> [PAGE]
The image that appears as MOMO is actually a sculpture created by Italian special effects artist Keisuke Aisawa. (Just seeing if you were paying attention, there. Keisuke Aisawa is actually Japanese.) The image was stolen, and Aisawa has no involvement with the MOMO challenge. The sculpture itself represents an “ubume”, the ghost of a woman who died in childbirth and now carries around her dead infant in her arms, trying to trick passersby into holding it, at which point the child is transformed into a stone. Certainly it was also influenced by the Kuchisake-onna, or “slit-mouthed woman”, a frightening figure still reportedly encountered in Japan and other Asian countries.
The MOMO Challenge has been compared to the Slender Man phenomenon, which does make me wonder how long it will be before we see a crappy Slender Man vs. MOMO movie.

> [YOUR TASKS]
1. Using the page about the MOMO image, explain why the sculptor who made the figure has nothing to do with the MOMO challenge.
2. Write the next part of the piece on the MOMO challenge, picking up after its last sentence.

Data extracted from a collection
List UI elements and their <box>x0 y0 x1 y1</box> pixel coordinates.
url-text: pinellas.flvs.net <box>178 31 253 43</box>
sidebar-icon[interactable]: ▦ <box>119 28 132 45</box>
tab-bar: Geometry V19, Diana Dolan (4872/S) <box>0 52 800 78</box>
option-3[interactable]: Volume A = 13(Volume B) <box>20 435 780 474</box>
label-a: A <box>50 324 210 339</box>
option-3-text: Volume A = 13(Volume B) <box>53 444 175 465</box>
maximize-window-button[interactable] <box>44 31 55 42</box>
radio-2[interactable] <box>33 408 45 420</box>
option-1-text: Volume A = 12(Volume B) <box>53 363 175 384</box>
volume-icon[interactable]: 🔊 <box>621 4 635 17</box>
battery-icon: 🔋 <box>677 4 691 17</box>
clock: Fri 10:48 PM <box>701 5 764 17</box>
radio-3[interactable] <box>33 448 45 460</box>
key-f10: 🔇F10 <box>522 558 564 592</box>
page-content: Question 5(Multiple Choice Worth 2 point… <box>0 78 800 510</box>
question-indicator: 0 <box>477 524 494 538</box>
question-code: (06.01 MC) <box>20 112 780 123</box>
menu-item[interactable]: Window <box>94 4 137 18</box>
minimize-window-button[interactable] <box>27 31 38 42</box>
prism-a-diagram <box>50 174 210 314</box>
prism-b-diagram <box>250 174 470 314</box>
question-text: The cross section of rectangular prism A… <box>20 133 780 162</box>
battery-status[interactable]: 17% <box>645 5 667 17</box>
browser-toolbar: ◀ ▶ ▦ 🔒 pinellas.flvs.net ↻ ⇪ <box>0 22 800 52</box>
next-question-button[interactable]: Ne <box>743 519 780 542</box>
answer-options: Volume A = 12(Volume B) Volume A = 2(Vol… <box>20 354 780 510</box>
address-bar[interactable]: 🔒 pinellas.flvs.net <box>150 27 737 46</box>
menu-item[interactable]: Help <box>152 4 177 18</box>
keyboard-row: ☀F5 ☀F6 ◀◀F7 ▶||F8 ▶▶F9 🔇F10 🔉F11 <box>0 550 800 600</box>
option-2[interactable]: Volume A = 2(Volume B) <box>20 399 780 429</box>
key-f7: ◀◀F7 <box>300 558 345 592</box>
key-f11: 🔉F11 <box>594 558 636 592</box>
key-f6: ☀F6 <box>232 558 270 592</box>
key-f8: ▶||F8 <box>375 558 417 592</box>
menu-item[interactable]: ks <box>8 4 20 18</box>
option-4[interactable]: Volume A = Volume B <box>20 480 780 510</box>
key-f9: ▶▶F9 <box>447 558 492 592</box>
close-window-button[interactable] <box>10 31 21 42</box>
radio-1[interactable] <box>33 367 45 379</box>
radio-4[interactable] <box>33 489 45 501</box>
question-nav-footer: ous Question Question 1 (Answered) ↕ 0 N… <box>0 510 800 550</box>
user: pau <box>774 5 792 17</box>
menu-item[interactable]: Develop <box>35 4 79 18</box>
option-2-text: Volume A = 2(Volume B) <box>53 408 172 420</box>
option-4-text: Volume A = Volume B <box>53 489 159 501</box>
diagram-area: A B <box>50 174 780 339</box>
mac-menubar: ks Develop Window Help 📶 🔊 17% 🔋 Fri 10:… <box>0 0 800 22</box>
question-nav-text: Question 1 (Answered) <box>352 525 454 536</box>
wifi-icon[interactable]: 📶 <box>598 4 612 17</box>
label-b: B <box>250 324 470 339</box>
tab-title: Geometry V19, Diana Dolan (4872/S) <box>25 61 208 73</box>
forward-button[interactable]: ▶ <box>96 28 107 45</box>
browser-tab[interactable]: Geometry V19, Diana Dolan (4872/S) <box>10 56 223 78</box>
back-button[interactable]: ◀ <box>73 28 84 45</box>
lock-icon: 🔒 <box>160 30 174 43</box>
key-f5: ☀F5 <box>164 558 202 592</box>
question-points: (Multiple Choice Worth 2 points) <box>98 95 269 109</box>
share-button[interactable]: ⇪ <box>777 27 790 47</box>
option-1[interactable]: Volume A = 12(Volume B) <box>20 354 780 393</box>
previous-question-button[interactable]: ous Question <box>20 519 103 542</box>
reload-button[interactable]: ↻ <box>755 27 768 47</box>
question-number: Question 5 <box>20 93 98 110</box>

> [TASK-BY-TASK ANSWERS]
1. The picture used as MOMO was taken from a sculpture by Keisuke Aisawa without his permission. Because the image was stolen, Aisawa has no involvement with the challenge.

2.
WAYNE MILLER is the owner and creative director of EVIL CHEEZ PRODUCTIONS, specializing in theatrical performances and haunted attractions. He has written, produced, and directed (and occasionally acted in) over two dozen plays, most of them in the Horror and True Crime genres. He obtained a doctorate in Occult Studies from Miskatonic University and is an active paranormal investigator. Is frequently told he resembles Anton Lavey. And Ming the Merciless.
Denn die totden reiten schnell!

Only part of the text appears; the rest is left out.